### Given request:
Write out the data below in full, unchanged, minus the images.

Stored records:
* BEGIN *

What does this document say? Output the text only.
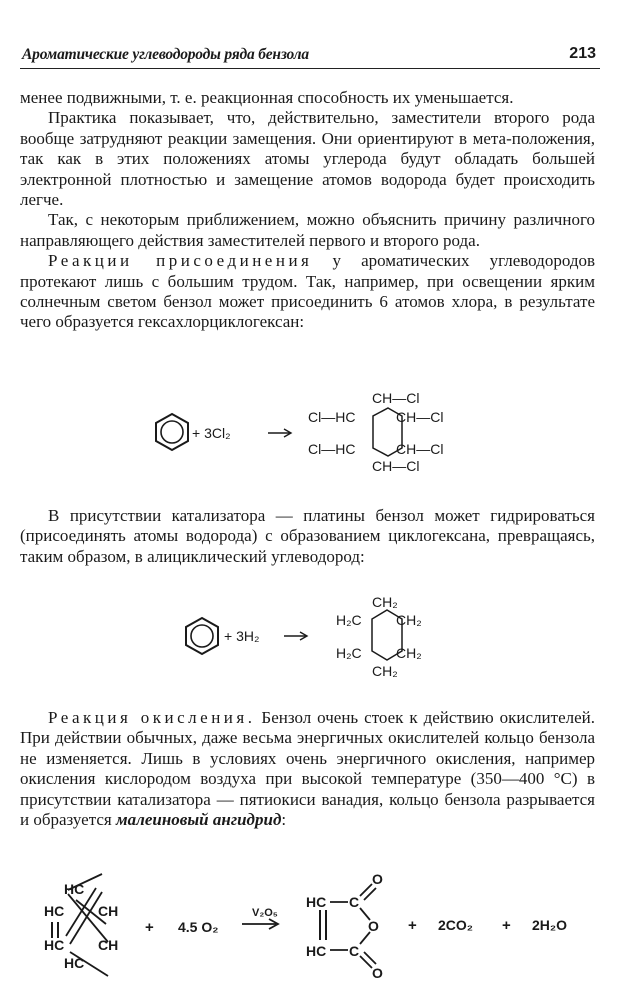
Ароматические углеводороды ряда бензола	213

менее подвижными, т. е. реакционная способность их уменьшается.

Практика показывает, что, действительно, заместители второго рода вообще затрудняют реакции замещения. Они ориентируют в мета-положения, так как в этих положениях атомы углерода будут обладать большей электронной плотностью и замещение атомов водорода будет происходить легче.

Так, с некоторым приближением, можно объяснить причину различного направляющего действия заместителей первого и второго рода.

Реакции присоединения у ароматических углеводородов протекают лишь с большим трудом. Так, например, при освещении ярким солнечным светом бензол может присоединить 6 атомов хлора, в результате чего образуется гексахлорциклогексан:

+ 3Cl₂
CH—Cl
Cl—HC	CH—Cl
Cl—HC	CH—Cl
CH—Cl

В присутствии катализатора — платины бензол может гидрироваться (присоединять атомы водорода) с образованием циклогексана, превращаясь, таким образом, в алициклический углеводород:

+ 3H₂
CH₂
H₂C CH₂
H₂C CH₂
CH₂

Реакция окисления. Бензол очень стоек к действию окислителей. При действии обычных, даже весьма энергичных окислителей кольцо бензола не изменяется. Лишь в условиях очень энергичного окисления, например окисления кислородом воздуха при высокой температуре (350—400 °С) в присутствии катализатора — пятиокиси ванадия, кольцо бензола разрывается и образуется малеиновый ангидрид:

HC
HC CH
HC CH
HC
+ 4.5 O₂
V₂O₅
HC C
O
O
HC C
O
+ 2CO₂ + 2H₂O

* END *

### Full answer:
What does this document say? Output the text only.
Ароматические углеводороды ряда бензола	213

менее подвижными, т. е. реакционная способность их уменьшается.

Практика показывает, что, действительно, заместители второго рода вообще затрудняют реакции замещения. Они ориентируют в мета-положения, так как в этих положениях атомы углерода будут обладать большей электронной плотностью и замещение атомов водорода будет происходить легче.

Так, с некоторым приближением, можно объяснить причину различного направляющего действия заместителей первого и второго рода.

Реакции присоединения у ароматических углеводородов протекают лишь с большим трудом. Так, например, при освещении ярким солнечным светом бензол может присоединить 6 атомов хлора, в результате чего образуется гексахлорциклогексан:

+ 3Cl₂
CH—Cl
Cl—HC	CH—Cl
Cl—HC	CH—Cl
CH—Cl

В присутствии катализатора — платины бензол может гидрироваться (присоединять атомы водорода) с образованием циклогексана, превращаясь, таким образом, в алициклический углеводород:

+ 3H₂
CH₂
H₂C CH₂
H₂C CH₂
CH₂

Реакция окисления. Бензол очень стоек к действию окислителей. При действии обычных, даже весьма энергичных окислителей кольцо бензола не изменяется. Лишь в условиях очень энергичного окисления, например окисления кислородом воздуха при высокой температуре (350—400 °С) в присутствии катализатора — пятиокиси ванадия, кольцо бензола разрывается и образуется малеиновый ангидрид:

HC
HC CH
HC CH
HC
+ 4.5 O₂
V₂O₅
HC C
O
O
HC C
O
+ 2CO₂ + 2H₂O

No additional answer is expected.